● AIM:
Exactly as written, please set down all of the entries again, with no pictures.
= = = =
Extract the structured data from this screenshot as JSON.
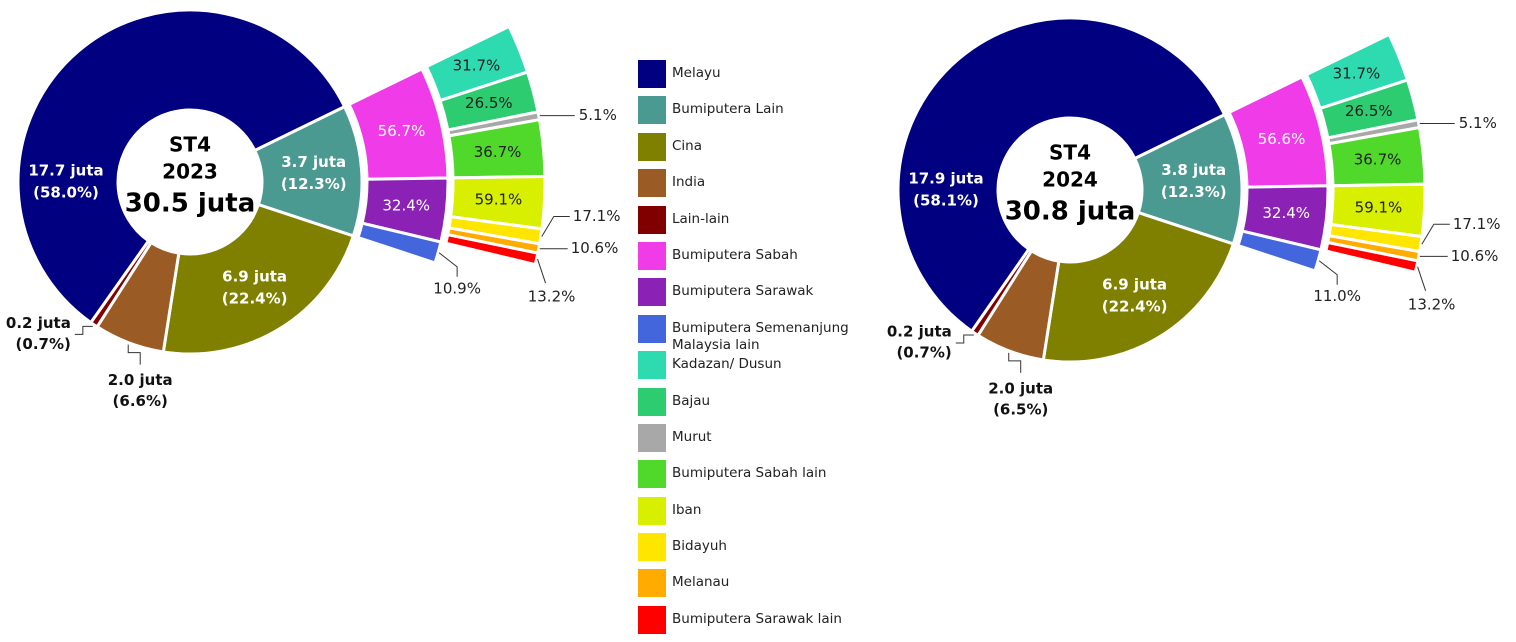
{
  "chart_data": [
    {
      "type": "sunburst",
      "center_label": "ST4",
      "year": "2023",
      "total": 30.5,
      "total_label": "30.5 juta",
      "inner": {
        "colors": [
          "#4a9a92",
          "#808000",
          "#9a5b24",
          "#800000",
          "#000080"
        ],
        "values": [
          12.3,
          22.4,
          6.6,
          0.7,
          58.0
        ],
        "value_labels": [
          "(12.3%)",
          "(22.4%)",
          "(6.6%)",
          "(0.7%)",
          "(58.0%)"
        ],
        "millions": [
          3.7,
          6.9,
          2.0,
          0.2,
          17.7
        ],
        "millions_labels": [
          "3.7 juta",
          "6.9 juta",
          "2.0 juta",
          "0.2 juta",
          "17.7 juta"
        ]
      },
      "ring2": {
        "colors": [
          "#f03ce8",
          "#8b22b5",
          "#4466dd"
        ],
        "values": [
          56.7,
          32.4,
          10.9
        ],
        "value_labels": [
          "56.7%",
          "32.4%",
          "10.9%"
        ]
      },
      "ring3": [
        {
          "colors": [
            "#2edbb0",
            "#2ecc71",
            "#a8a8a8",
            "#50d82a"
          ],
          "values": [
            31.7,
            26.5,
            5.1,
            36.7
          ],
          "value_labels": [
            "31.7%",
            "26.5%",
            "5.1%",
            "36.7%"
          ]
        },
        {
          "colors": [
            "#d8f000",
            "#ffe600",
            "#ffab00",
            "#ff0000"
          ],
          "values": [
            59.1,
            17.1,
            10.6,
            13.2
          ],
          "value_labels": [
            "59.1%",
            "17.1%",
            "10.6%",
            "13.2%"
          ]
        }
      ]
    },
    {
      "type": "sunburst",
      "center_label": "ST4",
      "year": "2024",
      "total": 30.8,
      "total_label": "30.8 juta",
      "inner": {
        "colors": [
          "#4a9a92",
          "#808000",
          "#9a5b24",
          "#800000",
          "#000080"
        ],
        "values": [
          12.3,
          22.4,
          6.5,
          0.7,
          58.1
        ],
        "value_labels": [
          "(12.3%)",
          "(22.4%)",
          "(6.5%)",
          "(0.7%)",
          "(58.1%)"
        ],
        "millions": [
          3.8,
          6.9,
          2.0,
          0.2,
          17.9
        ],
        "millions_labels": [
          "3.8 juta",
          "6.9 juta",
          "2.0 juta",
          "0.2 juta",
          "17.9 juta"
        ]
      },
      "ring2": {
        "colors": [
          "#f03ce8",
          "#8b22b5",
          "#4466dd"
        ],
        "values": [
          56.6,
          32.4,
          11.0
        ],
        "value_labels": [
          "56.6%",
          "32.4%",
          "11.0%"
        ]
      },
      "ring3": [
        {
          "colors": [
            "#2edbb0",
            "#2ecc71",
            "#a8a8a8",
            "#50d82a"
          ],
          "values": [
            31.7,
            26.5,
            5.1,
            36.7
          ],
          "value_labels": [
            "31.7%",
            "26.5%",
            "5.1%",
            "36.7%"
          ]
        },
        {
          "colors": [
            "#d8f000",
            "#ffe600",
            "#ffab00",
            "#ff0000"
          ],
          "values": [
            59.1,
            17.1,
            10.6,
            13.2
          ],
          "value_labels": [
            "59.1%",
            "17.1%",
            "10.6%",
            "13.2%"
          ]
        }
      ]
    }
  ],
  "legend": {
    "items": [
      {
        "name": "Melayu",
        "color": "#000080"
      },
      {
        "name": "Bumiputera Lain",
        "color": "#4a9a92"
      },
      {
        "name": "Cina",
        "color": "#808000"
      },
      {
        "name": "India",
        "color": "#9a5b24"
      },
      {
        "name": "Lain-lain",
        "color": "#800000"
      },
      {
        "name": "Bumiputera Sabah",
        "color": "#f03ce8"
      },
      {
        "name": "Bumiputera Sarawak",
        "color": "#8b22b5"
      },
      {
        "name": "Bumiputera Semenanjung Malaysia lain",
        "color": "#4466dd"
      },
      {
        "name": "Kadazan/ Dusun",
        "color": "#2edbb0"
      },
      {
        "name": "Bajau",
        "color": "#2ecc71"
      },
      {
        "name": "Murut",
        "color": "#a8a8a8"
      },
      {
        "name": "Bumiputera Sabah lain",
        "color": "#50d82a"
      },
      {
        "name": "Iban",
        "color": "#d8f000"
      },
      {
        "name": "Bidayuh",
        "color": "#ffe600"
      },
      {
        "name": "Melanau",
        "color": "#ffab00"
      },
      {
        "name": "Bumiputera Sarawak lain",
        "color": "#ff0000"
      }
    ]
  }
}
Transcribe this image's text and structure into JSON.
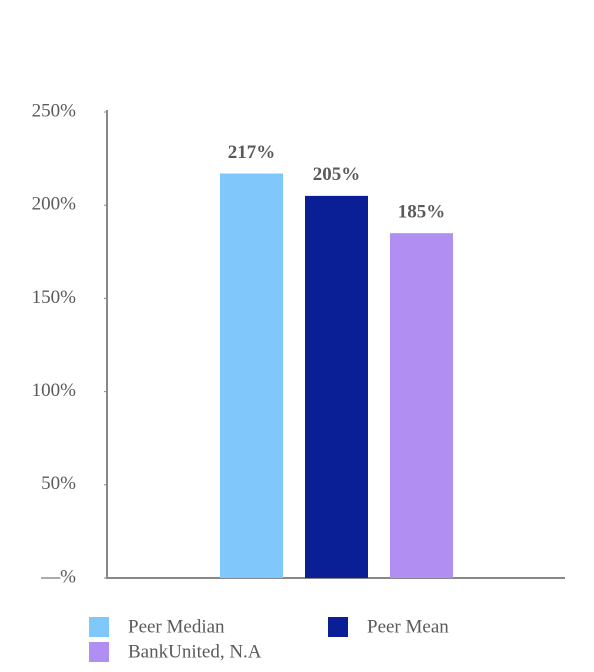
{
  "chart_data": {
    "type": "bar",
    "series": [
      {
        "name": "Peer Median",
        "color": "#80c8fc",
        "values": [
          217
        ],
        "value_labels": [
          "217%"
        ]
      },
      {
        "name": "Peer Mean",
        "color": "#0a1e96",
        "values": [
          205
        ],
        "value_labels": [
          "205%"
        ]
      },
      {
        "name": "BankUnited, N.A",
        "color": "#b18ff2",
        "values": [
          185
        ],
        "value_labels": [
          "185%"
        ]
      }
    ],
    "ylim": [
      0,
      250
    ],
    "yticks": [
      {
        "value": 0,
        "label": "—%"
      },
      {
        "value": 50,
        "label": "50%"
      },
      {
        "value": 100,
        "label": "100%"
      },
      {
        "value": 150,
        "label": "150%"
      },
      {
        "value": 200,
        "label": "200%"
      },
      {
        "value": 250,
        "label": "250%"
      }
    ],
    "legend": "bottom"
  }
}
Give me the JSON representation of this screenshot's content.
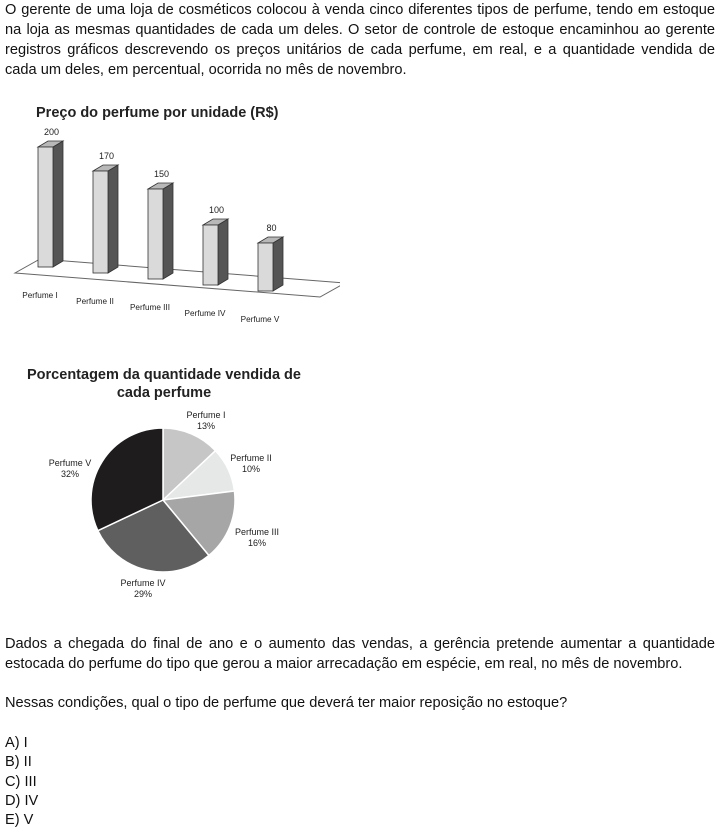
{
  "intro": "O gerente de uma loja de cosméticos colocou à venda cinco diferentes tipos de perfume, tendo em estoque na loja as mesmas quantidades de cada um deles. O setor de controle de estoque encaminhou ao gerente registros gráficos descrevendo os preços unitários de cada perfume, em real, e a quantidade vendida de cada um deles, em percentual, ocorrida no mês de novembro.",
  "chart_data": [
    {
      "type": "bar",
      "title": "Preço do perfume por unidade (R$)",
      "categories": [
        "Perfume I",
        "Perfume II",
        "Perfume III",
        "Perfume IV",
        "Perfume V"
      ],
      "values": [
        200,
        170,
        150,
        100,
        80
      ],
      "colors": {
        "front": "#dadada",
        "side": "#555555",
        "top": "#b8b8b8"
      }
    },
    {
      "type": "pie",
      "title": "Porcentagem da quantidade vendida de cada perfume",
      "slices": [
        {
          "label": "Perfume I",
          "value": 13,
          "display": "13%",
          "color": "#c6c6c6"
        },
        {
          "label": "Perfume II",
          "value": 10,
          "display": "10%",
          "color": "#e6e8e8"
        },
        {
          "label": "Perfume III",
          "value": 16,
          "display": "16%",
          "color": "#a6a6a6"
        },
        {
          "label": "Perfume IV",
          "value": 29,
          "display": "29%",
          "color": "#5f5f5f"
        },
        {
          "label": "Perfume V",
          "value": 32,
          "display": "32%",
          "color": "#1e1c1d"
        }
      ]
    }
  ],
  "para2": "Dados a chegada do final de ano e o aumento das vendas, a gerência pretende aumentar a quantidade estocada do perfume do tipo que gerou a maior arrecadação em espécie, em real, no mês de novembro.",
  "question": "Nessas condições, qual o tipo de perfume que deverá ter maior reposição no estoque?",
  "options": [
    "A) I",
    "B) II",
    "C) III",
    "D) IV",
    "E) V"
  ]
}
= = = =
● COMPLETED TASK:
Extract the structured data from this screenshot as JSON.
{
  "chart_data": [
    {
      "type": "sunburst",
      "center_label": "ST4",
      "year": "2023",
      "total": 30.5,
      "total_label": "30.5 juta",
      "inner": {
        "colors": [
          "#4a9a92",
          "#808000",
          "#9a5b24",
          "#800000",
          "#000080"
        ],
        "values": [
          12.3,
          22.4,
          6.6,
          0.7,
          58.0
        ],
        "value_labels": [
          "(12.3%)",
          "(22.4%)",
          "(6.6%)",
          "(0.7%)",
          "(58.0%)"
        ],
        "millions": [
          3.7,
          6.9,
          2.0,
          0.2,
          17.7
        ],
        "millions_labels": [
          "3.7 juta",
          "6.9 juta",
          "2.0 juta",
          "0.2 juta",
          "17.7 juta"
        ]
      },
      "ring2": {
        "colors": [
          "#f03ce8",
          "#8b22b5",
          "#4466dd"
        ],
        "values": [
          56.7,
          32.4,
          10.9
        ],
        "value_labels": [
          "56.7%",
          "32.4%",
          "10.9%"
        ]
      },
      "ring3": [
        {
          "colors": [
            "#2edbb0",
            "#2ecc71",
            "#a8a8a8",
            "#50d82a"
          ],
          "values": [
            31.7,
            26.5,
            5.1,
            36.7
          ],
          "value_labels": [
            "31.7%",
            "26.5%",
            "5.1%",
            "36.7%"
          ]
        },
        {
          "colors": [
            "#d8f000",
            "#ffe600",
            "#ffab00",
            "#ff0000"
          ],
          "values": [
            59.1,
            17.1,
            10.6,
            13.2
          ],
          "value_labels": [
            "59.1%",
            "17.1%",
            "10.6%",
            "13.2%"
          ]
        }
      ]
    },
    {
      "type": "sunburst",
      "center_label": "ST4",
      "year": "2024",
      "total": 30.8,
      "total_label": "30.8 juta",
      "inner": {
        "colors": [
          "#4a9a92",
          "#808000",
          "#9a5b24",
          "#800000",
          "#000080"
        ],
        "values": [
          12.3,
          22.4,
          6.5,
          0.7,
          58.1
        ],
        "value_labels": [
          "(12.3%)",
          "(22.4%)",
          "(6.5%)",
          "(0.7%)",
          "(58.1%)"
        ],
        "millions": [
          3.8,
          6.9,
          2.0,
          0.2,
          17.9
        ],
        "millions_labels": [
          "3.8 juta",
          "6.9 juta",
          "2.0 juta",
          "0.2 juta",
          "17.9 juta"
        ]
      },
      "ring2": {
        "colors": [
          "#f03ce8",
          "#8b22b5",
          "#4466dd"
        ],
        "values": [
          56.6,
          32.4,
          11.0
        ],
        "value_labels": [
          "56.6%",
          "32.4%",
          "11.0%"
        ]
      },
      "ring3": [
        {
          "colors": [
            "#2edbb0",
            "#2ecc71",
            "#a8a8a8",
            "#50d82a"
          ],
          "values": [
            31.7,
            26.5,
            5.1,
            36.7
          ],
          "value_labels": [
            "31.7%",
            "26.5%",
            "5.1%",
            "36.7%"
          ]
        },
        {
          "colors": [
            "#d8f000",
            "#ffe600",
            "#ffab00",
            "#ff0000"
          ],
          "values": [
            59.1,
            17.1,
            10.6,
            13.2
          ],
          "value_labels": [
            "59.1%",
            "17.1%",
            "10.6%",
            "13.2%"
          ]
        }
      ]
    }
  ],
  "legend": {
    "items": [
      {
        "name": "Melayu",
        "color": "#000080"
      },
      {
        "name": "Bumiputera Lain",
        "color": "#4a9a92"
      },
      {
        "name": "Cina",
        "color": "#808000"
      },
      {
        "name": "India",
        "color": "#9a5b24"
      },
      {
        "name": "Lain-lain",
        "color": "#800000"
      },
      {
        "name": "Bumiputera Sabah",
        "color": "#f03ce8"
      },
      {
        "name": "Bumiputera Sarawak",
        "color": "#8b22b5"
      },
      {
        "name": "Bumiputera Semenanjung Malaysia lain",
        "color": "#4466dd"
      },
      {
        "name": "Kadazan/ Dusun",
        "color": "#2edbb0"
      },
      {
        "name": "Bajau",
        "color": "#2ecc71"
      },
      {
        "name": "Murut",
        "color": "#a8a8a8"
      },
      {
        "name": "Bumiputera Sabah lain",
        "color": "#50d82a"
      },
      {
        "name": "Iban",
        "color": "#d8f000"
      },
      {
        "name": "Bidayuh",
        "color": "#ffe600"
      },
      {
        "name": "Melanau",
        "color": "#ffab00"
      },
      {
        "name": "Bumiputera Sarawak lain",
        "color": "#ff0000"
      }
    ]
  }
}
Transcribe this image's text and structure into JSON.
{
  "chart_data": {
    "type": "bar",
    "series": [
      {
        "name": "Peer Median",
        "color": "#80c8fc",
        "values": [
          217
        ],
        "value_labels": [
          "217%"
        ]
      },
      {
        "name": "Peer Mean",
        "color": "#0a1e96",
        "values": [
          205
        ],
        "value_labels": [
          "205%"
        ]
      },
      {
        "name": "BankUnited, N.A",
        "color": "#b18ff2",
        "values": [
          185
        ],
        "value_labels": [
          "185%"
        ]
      }
    ],
    "ylim": [
      0,
      250
    ],
    "yticks": [
      {
        "value": 0,
        "label": "—%"
      },
      {
        "value": 50,
        "label": "50%"
      },
      {
        "value": 100,
        "label": "100%"
      },
      {
        "value": 150,
        "label": "150%"
      },
      {
        "value": 200,
        "label": "200%"
      },
      {
        "value": 250,
        "label": "250%"
      }
    ],
    "legend": "bottom"
  }
}
Give me the JSON representation of this screenshot's content.
{
  "intro": "O gerente de uma loja de cosméticos colocou à venda cinco diferentes tipos de perfume, tendo em estoque na loja as mesmas quantidades de cada um deles. O setor de controle de estoque encaminhou ao gerente registros gráficos descrevendo os preços unitários de cada perfume, em real, e a quantidade vendida de cada um deles, em percentual, ocorrida no mês de novembro.",
  "chart_data": [
    {
      "type": "bar",
      "title": "Preço do perfume por unidade (R$)",
      "categories": [
        "Perfume I",
        "Perfume II",
        "Perfume III",
        "Perfume IV",
        "Perfume V"
      ],
      "values": [
        200,
        170,
        150,
        100,
        80
      ],
      "colors": {
        "front": "#dadada",
        "side": "#555555",
        "top": "#b8b8b8"
      }
    },
    {
      "type": "pie",
      "title": "Porcentagem da quantidade vendida de cada perfume",
      "slices": [
        {
          "label": "Perfume I",
          "value": 13,
          "display": "13%",
          "color": "#c6c6c6"
        },
        {
          "label": "Perfume II",
          "value": 10,
          "display": "10%",
          "color": "#e6e8e8"
        },
        {
          "label": "Perfume III",
          "value": 16,
          "display": "16%",
          "color": "#a6a6a6"
        },
        {
          "label": "Perfume IV",
          "value": 29,
          "display": "29%",
          "color": "#5f5f5f"
        },
        {
          "label": "Perfume V",
          "value": 32,
          "display": "32%",
          "color": "#1e1c1d"
        }
      ]
    }
  ],
  "para2": "Dados a chegada do final de ano e o aumento das vendas, a gerência pretende aumentar a quantidade estocada do perfume do tipo que gerou a maior arrecadação em espécie, em real, no mês de novembro.",
  "question": "Nessas condições, qual o tipo de perfume que deverá ter maior reposição no estoque?",
  "options": [
    "A) I",
    "B) II",
    "C) III",
    "D) IV",
    "E) V"
  ]
}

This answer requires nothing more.